## EXERCISE TASK
Tell how many lines contain the word "Electronen". Reply with the number only.

## DATASET RECORDS
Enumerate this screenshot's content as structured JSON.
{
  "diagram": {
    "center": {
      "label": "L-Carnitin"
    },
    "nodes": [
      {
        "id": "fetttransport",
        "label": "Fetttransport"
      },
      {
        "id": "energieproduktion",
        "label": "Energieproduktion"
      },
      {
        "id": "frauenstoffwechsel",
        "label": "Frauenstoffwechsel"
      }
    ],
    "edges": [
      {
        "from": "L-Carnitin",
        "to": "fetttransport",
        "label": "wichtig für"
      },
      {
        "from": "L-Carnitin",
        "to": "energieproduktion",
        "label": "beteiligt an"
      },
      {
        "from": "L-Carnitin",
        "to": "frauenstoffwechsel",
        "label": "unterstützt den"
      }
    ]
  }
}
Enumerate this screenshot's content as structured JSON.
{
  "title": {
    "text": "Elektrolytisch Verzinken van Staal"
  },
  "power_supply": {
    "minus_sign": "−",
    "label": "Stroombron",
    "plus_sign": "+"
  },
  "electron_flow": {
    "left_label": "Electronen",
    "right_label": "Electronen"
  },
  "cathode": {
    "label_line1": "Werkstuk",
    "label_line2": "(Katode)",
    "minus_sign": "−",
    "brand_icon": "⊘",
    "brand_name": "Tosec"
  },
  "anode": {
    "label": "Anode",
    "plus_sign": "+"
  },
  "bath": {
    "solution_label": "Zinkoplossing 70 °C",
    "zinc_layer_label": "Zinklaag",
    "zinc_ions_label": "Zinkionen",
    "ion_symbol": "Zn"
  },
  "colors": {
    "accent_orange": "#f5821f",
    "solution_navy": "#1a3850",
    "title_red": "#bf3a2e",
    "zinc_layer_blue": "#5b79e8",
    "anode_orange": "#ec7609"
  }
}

## SOLUTION TO THIS TASK
2